## Task input

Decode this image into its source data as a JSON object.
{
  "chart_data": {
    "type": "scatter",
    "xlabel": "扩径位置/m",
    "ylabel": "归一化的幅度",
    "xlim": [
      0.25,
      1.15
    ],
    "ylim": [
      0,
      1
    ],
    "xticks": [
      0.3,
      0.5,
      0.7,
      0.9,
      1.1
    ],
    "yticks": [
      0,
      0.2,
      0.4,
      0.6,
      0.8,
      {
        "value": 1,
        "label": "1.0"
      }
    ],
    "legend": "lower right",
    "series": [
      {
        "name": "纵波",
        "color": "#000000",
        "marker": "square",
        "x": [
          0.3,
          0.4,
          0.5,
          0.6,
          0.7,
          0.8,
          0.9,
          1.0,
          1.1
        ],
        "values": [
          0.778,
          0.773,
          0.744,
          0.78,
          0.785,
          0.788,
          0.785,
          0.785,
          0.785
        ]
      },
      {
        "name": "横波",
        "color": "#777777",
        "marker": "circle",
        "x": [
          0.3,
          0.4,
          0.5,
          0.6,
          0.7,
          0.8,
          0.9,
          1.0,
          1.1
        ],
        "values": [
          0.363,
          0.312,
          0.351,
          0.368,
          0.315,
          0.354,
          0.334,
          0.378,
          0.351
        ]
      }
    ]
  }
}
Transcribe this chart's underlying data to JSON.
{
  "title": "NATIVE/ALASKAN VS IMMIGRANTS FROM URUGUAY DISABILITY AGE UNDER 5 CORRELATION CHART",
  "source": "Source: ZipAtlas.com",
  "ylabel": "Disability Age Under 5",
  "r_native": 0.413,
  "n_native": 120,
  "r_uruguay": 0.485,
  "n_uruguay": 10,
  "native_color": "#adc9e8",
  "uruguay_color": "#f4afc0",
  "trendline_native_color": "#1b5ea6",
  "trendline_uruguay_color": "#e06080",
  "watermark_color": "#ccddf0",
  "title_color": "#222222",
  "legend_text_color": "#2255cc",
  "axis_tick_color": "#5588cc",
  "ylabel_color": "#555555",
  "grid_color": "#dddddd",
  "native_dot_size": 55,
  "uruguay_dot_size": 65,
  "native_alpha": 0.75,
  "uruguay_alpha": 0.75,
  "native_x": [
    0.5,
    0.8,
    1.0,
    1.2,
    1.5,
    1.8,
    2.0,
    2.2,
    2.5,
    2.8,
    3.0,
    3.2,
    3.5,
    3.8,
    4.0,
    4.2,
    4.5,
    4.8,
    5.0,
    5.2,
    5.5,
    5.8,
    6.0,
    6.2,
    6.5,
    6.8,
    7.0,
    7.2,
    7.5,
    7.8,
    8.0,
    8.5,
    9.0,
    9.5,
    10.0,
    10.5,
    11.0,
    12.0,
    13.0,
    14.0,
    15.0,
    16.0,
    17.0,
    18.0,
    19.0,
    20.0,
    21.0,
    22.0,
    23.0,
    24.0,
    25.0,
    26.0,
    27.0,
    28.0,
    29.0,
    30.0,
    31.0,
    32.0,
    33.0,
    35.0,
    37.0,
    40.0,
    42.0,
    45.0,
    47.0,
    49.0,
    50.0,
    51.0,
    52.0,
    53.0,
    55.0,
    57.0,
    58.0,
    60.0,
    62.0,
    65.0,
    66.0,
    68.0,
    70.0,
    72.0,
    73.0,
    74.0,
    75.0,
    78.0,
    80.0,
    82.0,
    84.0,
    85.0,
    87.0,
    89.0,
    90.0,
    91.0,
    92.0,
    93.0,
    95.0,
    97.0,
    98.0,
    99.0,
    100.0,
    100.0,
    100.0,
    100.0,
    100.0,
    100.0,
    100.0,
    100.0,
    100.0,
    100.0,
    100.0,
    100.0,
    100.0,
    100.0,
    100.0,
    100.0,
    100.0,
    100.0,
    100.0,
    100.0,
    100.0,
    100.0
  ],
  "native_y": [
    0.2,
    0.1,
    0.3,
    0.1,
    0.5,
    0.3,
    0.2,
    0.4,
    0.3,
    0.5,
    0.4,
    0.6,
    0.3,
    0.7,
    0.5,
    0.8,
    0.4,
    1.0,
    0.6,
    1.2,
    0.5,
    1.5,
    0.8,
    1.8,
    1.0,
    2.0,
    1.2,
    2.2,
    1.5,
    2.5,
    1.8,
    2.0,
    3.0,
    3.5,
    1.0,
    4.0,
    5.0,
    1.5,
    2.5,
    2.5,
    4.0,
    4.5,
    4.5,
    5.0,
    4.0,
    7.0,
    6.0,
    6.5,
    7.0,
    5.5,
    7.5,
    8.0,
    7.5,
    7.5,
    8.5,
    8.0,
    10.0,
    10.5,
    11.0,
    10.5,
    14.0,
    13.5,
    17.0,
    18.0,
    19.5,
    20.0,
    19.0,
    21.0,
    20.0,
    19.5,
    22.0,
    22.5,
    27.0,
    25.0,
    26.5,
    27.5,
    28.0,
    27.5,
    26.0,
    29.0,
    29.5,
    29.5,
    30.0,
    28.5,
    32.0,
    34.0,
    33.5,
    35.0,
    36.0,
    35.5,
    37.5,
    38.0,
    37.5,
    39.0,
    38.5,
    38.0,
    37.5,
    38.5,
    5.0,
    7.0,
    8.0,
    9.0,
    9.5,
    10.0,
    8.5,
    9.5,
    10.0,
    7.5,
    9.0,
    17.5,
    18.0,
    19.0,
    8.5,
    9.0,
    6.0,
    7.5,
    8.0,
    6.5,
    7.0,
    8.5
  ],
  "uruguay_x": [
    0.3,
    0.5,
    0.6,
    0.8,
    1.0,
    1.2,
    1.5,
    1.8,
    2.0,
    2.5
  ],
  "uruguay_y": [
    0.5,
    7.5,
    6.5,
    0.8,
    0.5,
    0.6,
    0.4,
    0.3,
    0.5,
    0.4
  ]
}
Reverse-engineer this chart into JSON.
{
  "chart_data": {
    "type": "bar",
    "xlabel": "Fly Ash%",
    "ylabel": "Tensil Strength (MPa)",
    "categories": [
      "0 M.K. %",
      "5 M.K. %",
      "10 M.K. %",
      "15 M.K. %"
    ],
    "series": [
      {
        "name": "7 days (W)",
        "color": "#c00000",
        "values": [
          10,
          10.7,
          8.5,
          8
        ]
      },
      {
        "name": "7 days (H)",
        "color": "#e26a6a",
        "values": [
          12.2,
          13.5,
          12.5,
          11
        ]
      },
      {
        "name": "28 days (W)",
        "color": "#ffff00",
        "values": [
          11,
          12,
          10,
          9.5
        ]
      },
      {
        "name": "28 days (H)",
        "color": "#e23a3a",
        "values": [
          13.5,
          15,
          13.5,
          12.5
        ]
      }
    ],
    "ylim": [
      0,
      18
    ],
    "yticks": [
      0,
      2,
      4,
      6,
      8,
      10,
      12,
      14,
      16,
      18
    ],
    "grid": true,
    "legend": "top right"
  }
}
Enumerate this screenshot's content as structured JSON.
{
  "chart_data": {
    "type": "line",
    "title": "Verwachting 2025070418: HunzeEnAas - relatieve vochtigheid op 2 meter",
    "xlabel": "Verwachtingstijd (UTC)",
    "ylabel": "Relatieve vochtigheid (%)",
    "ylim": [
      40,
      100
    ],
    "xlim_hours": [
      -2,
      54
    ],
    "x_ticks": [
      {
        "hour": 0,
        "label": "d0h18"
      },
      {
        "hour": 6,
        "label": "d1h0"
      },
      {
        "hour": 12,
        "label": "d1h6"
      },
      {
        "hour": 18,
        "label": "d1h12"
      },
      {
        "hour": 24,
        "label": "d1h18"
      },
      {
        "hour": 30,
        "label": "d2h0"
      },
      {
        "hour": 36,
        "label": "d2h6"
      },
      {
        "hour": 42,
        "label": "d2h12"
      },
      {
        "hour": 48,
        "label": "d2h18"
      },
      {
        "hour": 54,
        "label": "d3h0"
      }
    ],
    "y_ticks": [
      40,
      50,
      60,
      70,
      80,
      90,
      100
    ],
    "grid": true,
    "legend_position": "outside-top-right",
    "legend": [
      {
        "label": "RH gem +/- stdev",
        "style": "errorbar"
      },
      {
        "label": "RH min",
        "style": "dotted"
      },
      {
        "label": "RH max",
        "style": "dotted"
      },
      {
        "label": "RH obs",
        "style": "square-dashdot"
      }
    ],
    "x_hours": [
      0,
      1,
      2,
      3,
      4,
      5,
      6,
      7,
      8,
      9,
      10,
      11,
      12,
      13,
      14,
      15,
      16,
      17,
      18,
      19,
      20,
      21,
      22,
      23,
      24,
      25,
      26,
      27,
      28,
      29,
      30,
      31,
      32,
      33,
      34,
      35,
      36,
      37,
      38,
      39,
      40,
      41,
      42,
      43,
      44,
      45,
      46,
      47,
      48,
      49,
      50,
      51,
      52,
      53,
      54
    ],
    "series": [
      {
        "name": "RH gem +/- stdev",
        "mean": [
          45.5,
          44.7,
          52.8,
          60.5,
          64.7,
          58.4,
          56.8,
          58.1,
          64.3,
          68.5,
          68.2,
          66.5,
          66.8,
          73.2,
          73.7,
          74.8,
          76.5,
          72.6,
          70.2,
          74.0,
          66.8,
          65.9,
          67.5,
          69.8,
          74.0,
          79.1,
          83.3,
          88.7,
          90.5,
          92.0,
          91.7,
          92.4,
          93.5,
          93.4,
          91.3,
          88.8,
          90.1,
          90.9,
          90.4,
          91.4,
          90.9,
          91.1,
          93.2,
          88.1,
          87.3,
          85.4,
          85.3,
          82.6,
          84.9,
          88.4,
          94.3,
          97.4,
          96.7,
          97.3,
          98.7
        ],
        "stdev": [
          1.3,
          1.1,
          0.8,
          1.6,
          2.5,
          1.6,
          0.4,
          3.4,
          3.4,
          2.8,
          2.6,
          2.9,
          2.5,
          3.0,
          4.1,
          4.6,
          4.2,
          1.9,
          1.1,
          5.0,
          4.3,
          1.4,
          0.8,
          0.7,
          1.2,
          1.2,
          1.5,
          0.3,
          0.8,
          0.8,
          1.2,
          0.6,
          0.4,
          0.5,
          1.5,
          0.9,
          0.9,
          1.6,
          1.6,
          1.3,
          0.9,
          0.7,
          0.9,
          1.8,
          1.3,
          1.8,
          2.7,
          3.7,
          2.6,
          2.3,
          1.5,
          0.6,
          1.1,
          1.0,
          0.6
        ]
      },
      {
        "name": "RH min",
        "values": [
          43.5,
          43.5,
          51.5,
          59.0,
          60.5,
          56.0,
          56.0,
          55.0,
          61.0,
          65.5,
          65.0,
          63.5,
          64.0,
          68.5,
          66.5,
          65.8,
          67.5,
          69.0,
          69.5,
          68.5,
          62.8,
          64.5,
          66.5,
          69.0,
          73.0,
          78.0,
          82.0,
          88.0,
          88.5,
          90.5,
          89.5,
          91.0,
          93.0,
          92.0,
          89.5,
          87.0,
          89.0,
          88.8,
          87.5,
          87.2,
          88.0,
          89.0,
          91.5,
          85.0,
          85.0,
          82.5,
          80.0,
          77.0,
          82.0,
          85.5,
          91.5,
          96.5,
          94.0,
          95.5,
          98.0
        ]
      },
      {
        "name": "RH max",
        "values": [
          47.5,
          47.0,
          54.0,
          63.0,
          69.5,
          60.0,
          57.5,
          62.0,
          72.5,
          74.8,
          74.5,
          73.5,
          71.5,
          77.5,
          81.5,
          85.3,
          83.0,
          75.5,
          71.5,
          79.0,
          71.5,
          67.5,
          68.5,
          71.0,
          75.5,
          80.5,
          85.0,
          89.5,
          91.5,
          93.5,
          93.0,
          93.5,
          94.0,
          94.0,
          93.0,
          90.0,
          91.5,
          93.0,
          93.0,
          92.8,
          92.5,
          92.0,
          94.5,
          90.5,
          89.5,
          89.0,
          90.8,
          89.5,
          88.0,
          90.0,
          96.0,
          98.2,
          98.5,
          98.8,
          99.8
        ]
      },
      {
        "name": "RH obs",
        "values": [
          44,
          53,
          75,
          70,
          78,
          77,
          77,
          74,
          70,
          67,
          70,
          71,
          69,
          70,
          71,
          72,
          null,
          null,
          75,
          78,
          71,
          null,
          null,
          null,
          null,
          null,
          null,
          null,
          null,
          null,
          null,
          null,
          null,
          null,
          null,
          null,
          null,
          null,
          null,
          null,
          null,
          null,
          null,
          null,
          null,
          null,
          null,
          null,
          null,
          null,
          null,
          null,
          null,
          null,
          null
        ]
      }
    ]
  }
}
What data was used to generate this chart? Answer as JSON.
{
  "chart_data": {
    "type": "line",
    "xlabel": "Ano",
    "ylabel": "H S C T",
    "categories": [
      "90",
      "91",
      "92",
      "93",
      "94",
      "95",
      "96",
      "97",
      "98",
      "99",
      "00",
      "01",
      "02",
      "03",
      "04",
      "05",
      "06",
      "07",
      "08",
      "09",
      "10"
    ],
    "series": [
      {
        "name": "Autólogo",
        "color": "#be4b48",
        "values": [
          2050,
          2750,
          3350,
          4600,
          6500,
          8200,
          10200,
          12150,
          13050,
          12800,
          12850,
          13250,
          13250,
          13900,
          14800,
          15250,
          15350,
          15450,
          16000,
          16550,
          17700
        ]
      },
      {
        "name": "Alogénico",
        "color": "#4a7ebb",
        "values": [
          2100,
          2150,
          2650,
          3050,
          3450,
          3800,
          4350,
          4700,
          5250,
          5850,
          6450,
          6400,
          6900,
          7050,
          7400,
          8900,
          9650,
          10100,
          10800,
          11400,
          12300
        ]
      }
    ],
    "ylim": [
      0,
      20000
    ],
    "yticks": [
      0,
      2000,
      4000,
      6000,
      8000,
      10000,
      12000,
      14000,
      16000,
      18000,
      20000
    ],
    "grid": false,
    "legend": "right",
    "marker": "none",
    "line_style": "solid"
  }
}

## Problem requirements
Find every line containing the word "marker", then give the total and nothing more.

## Exercise solution
3